## Given task
Copy out every line in which the string "Clean" occurs.

--- Task input ---

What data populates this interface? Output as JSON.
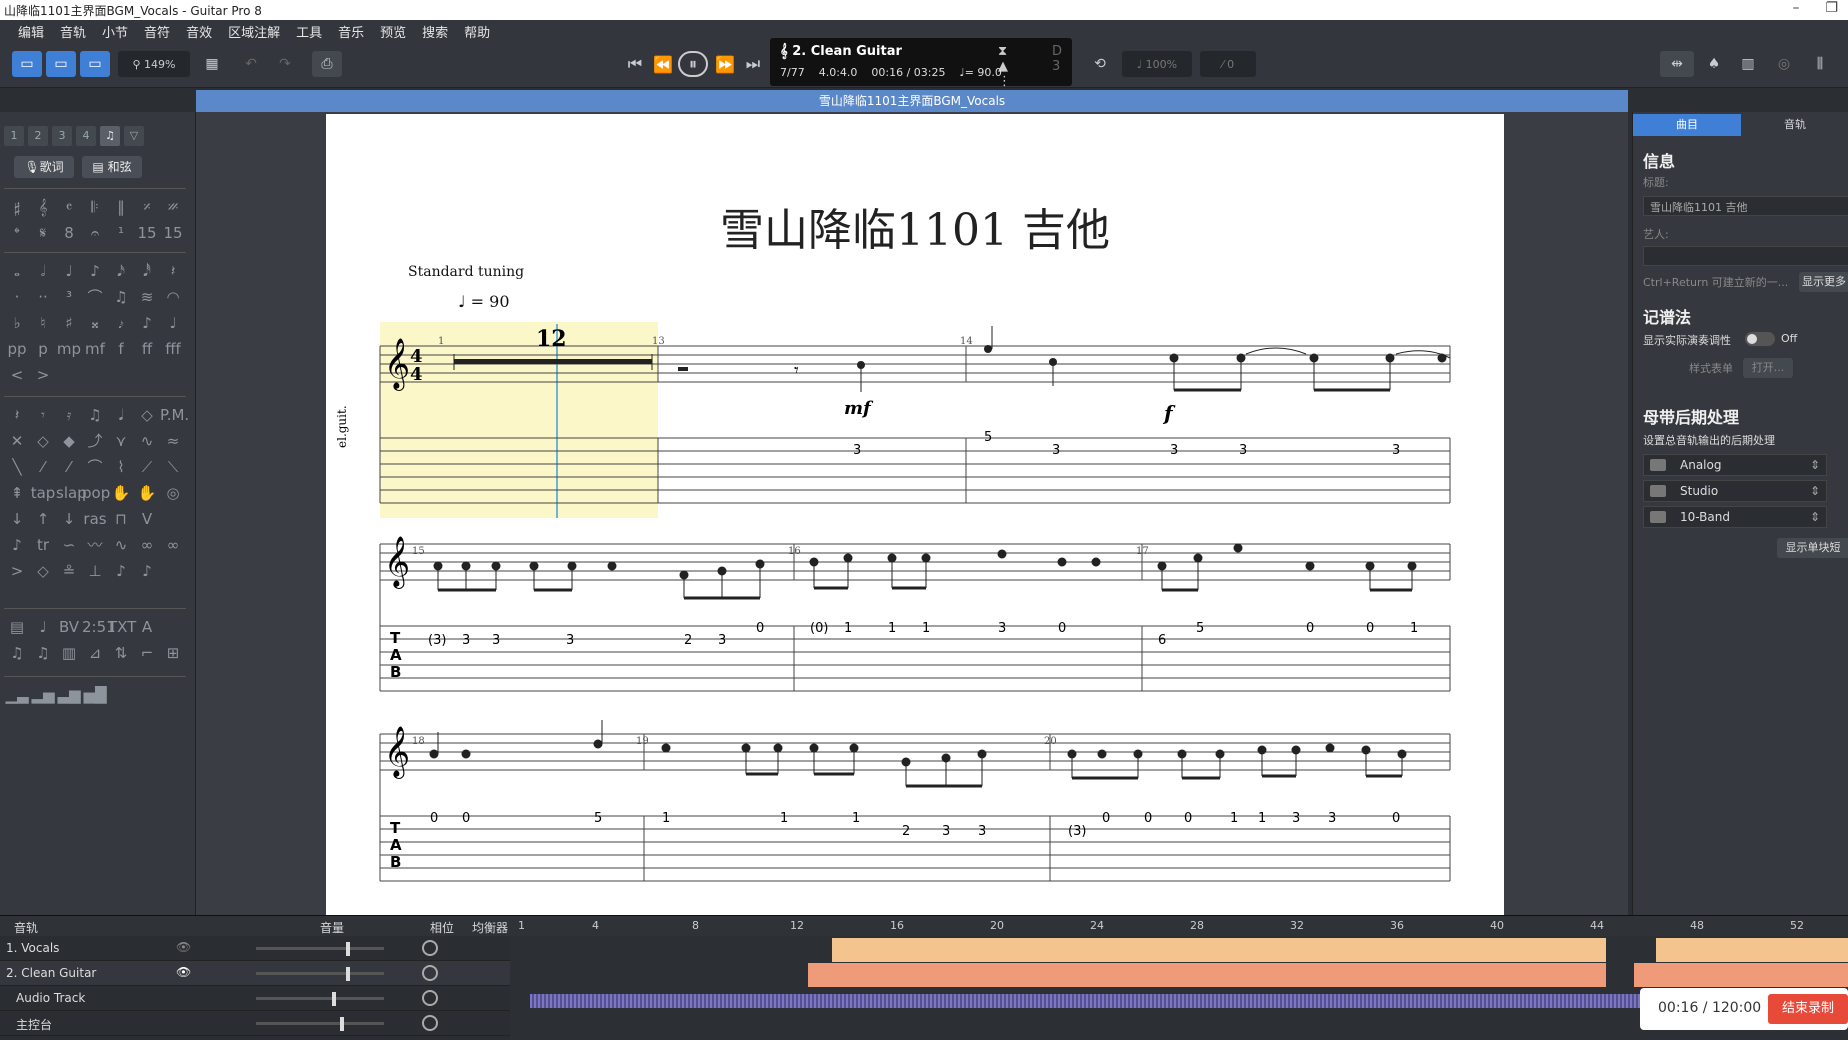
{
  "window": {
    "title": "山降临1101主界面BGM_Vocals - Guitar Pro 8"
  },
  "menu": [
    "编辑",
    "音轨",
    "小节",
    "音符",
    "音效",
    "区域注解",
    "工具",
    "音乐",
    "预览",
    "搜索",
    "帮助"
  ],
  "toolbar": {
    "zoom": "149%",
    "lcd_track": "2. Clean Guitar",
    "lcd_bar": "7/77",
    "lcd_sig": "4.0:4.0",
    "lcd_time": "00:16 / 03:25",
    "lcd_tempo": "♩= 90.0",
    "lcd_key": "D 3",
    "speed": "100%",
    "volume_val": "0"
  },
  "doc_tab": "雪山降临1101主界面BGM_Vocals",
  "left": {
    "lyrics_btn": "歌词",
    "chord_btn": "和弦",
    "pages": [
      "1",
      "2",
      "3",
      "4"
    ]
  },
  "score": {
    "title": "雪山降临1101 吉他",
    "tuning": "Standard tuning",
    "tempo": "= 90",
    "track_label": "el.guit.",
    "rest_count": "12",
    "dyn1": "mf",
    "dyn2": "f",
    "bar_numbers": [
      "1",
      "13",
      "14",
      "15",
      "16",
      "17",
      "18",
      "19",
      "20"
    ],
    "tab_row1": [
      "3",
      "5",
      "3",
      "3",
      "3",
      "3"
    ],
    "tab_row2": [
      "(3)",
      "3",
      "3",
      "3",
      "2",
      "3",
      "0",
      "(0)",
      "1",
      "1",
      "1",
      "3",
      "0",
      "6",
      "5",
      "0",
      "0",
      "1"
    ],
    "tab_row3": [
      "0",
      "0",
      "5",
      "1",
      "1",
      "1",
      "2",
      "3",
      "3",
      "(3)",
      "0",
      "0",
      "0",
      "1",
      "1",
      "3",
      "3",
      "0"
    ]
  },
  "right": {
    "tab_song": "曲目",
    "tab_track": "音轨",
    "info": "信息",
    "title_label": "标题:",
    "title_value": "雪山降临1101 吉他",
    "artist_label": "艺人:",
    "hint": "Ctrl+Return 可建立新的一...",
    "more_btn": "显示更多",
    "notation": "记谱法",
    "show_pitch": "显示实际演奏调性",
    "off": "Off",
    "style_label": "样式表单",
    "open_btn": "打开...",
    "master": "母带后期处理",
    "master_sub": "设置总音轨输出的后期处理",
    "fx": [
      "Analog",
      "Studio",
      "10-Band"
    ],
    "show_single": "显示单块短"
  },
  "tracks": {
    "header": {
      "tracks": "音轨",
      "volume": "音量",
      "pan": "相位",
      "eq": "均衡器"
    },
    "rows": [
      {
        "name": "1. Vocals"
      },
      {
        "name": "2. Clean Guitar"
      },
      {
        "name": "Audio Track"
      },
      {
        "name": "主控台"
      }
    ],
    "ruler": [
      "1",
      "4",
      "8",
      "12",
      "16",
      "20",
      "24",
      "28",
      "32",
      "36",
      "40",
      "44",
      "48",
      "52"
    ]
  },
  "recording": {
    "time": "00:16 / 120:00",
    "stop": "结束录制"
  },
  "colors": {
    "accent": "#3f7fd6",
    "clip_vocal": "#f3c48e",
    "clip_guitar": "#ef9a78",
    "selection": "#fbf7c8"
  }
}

---

## Full solution
    "lcd_track": "2. Clean Guitar",
        "name": "2. Clean Guitar"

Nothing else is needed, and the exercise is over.